### About this exercise:
Line by line, return the data exactly as shown.

Entries shown Start Marker

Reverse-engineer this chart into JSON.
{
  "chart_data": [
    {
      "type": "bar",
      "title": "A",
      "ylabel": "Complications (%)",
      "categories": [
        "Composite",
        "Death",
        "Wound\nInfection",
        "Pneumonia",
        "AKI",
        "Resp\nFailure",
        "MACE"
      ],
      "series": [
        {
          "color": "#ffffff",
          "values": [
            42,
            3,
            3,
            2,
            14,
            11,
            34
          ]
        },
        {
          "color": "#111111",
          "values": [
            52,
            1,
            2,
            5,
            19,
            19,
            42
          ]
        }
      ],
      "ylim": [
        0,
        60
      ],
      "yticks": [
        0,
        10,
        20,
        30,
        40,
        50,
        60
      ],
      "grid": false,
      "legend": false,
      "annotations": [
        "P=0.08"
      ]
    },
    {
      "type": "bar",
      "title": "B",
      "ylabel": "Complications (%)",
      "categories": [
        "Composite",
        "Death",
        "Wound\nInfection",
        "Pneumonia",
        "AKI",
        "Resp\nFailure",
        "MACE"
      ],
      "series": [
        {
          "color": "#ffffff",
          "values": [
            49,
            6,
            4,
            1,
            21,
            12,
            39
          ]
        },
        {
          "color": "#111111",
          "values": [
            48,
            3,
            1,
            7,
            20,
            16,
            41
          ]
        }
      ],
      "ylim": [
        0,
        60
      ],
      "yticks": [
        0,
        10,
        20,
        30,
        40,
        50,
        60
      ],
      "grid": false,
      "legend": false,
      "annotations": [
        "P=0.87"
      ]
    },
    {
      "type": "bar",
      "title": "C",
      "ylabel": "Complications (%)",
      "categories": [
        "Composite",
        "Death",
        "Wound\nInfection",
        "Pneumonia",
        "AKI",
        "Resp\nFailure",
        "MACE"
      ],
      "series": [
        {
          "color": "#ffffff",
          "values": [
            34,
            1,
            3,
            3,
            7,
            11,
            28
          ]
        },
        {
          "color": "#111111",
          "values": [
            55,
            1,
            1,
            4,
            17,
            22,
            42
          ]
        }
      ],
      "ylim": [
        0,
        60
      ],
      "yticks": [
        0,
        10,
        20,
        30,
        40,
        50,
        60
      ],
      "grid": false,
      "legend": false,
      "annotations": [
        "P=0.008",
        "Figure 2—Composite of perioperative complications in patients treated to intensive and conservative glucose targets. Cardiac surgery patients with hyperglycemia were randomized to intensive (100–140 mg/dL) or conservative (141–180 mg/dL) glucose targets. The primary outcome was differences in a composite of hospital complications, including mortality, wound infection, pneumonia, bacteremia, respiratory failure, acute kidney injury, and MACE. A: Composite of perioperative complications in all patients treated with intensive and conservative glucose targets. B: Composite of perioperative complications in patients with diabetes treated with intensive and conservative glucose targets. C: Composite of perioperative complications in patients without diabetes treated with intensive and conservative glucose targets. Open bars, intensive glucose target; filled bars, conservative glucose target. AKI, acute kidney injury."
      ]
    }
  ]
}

Entries shown End Marker

### Response box:
Reverse-engineer this chart into JSON.
{
  "chart_data": [
    {
      "type": "bar",
      "title": "A",
      "ylabel": "Complications (%)",
      "categories": [
        "Composite",
        "Death",
        "Wound\nInfection",
        "Pneumonia",
        "AKI",
        "Resp\nFailure",
        "MACE"
      ],
      "series": [
        {
          "color": "#ffffff",
          "values": [
            42,
            3,
            3,
            2,
            14,
            11,
            34
          ]
        },
        {
          "color": "#111111",
          "values": [
            52,
            1,
            2,
            5,
            19,
            19,
            42
          ]
        }
      ],
      "ylim": [
        0,
        60
      ],
      "yticks": [
        0,
        10,
        20,
        30,
        40,
        50,
        60
      ],
      "grid": false,
      "legend": false,
      "annotations": [
        "P=0.08"
      ]
    },
    {
      "type": "bar",
      "title": "B",
      "ylabel": "Complications (%)",
      "categories": [
        "Composite",
        "Death",
        "Wound\nInfection",
        "Pneumonia",
        "AKI",
        "Resp\nFailure",
        "MACE"
      ],
      "series": [
        {
          "color": "#ffffff",
          "values": [
            49,
            6,
            4,
            1,
            21,
            12,
            39
          ]
        },
        {
          "color": "#111111",
          "values": [
            48,
            3,
            1,
            7,
            20,
            16,
            41
          ]
        }
      ],
      "ylim": [
        0,
        60
      ],
      "yticks": [
        0,
        10,
        20,
        30,
        40,
        50,
        60
      ],
      "grid": false,
      "legend": false,
      "annotations": [
        "P=0.87"
      ]
    },
    {
      "type": "bar",
      "title": "C",
      "ylabel": "Complications (%)",
      "categories": [
        "Composite",
        "Death",
        "Wound\nInfection",
        "Pneumonia",
        "AKI",
        "Resp\nFailure",
        "MACE"
      ],
      "series": [
        {
          "color": "#ffffff",
          "values": [
            34,
            1,
            3,
            3,
            7,
            11,
            28
          ]
        },
        {
          "color": "#111111",
          "values": [
            55,
            1,
            1,
            4,
            17,
            22,
            42
          ]
        }
      ],
      "ylim": [
        0,
        60
      ],
      "yticks": [
        0,
        10,
        20,
        30,
        40,
        50,
        60
      ],
      "grid": false,
      "legend": false,
      "annotations": [
        "P=0.008",
        "Figure 2—Composite of perioperative complications in patients treated to intensive and conservative glucose targets. Cardiac surgery patients with hyperglycemia were randomized to intensive (100–140 mg/dL) or conservative (141–180 mg/dL) glucose targets. The primary outcome was differences in a composite of hospital complications, including mortality, wound infection, pneumonia, bacteremia, respiratory failure, acute kidney injury, and MACE. A: Composite of perioperative complications in all patients treated with intensive and conservative glucose targets. B: Composite of perioperative complications in patients with diabetes treated with intensive and conservative glucose targets. C: Composite of perioperative complications in patients without diabetes treated with intensive and conservative glucose targets. Open bars, intensive glucose target; filled bars, conservative glucose target. AKI, acute kidney injury."
      ]
    }
  ]
}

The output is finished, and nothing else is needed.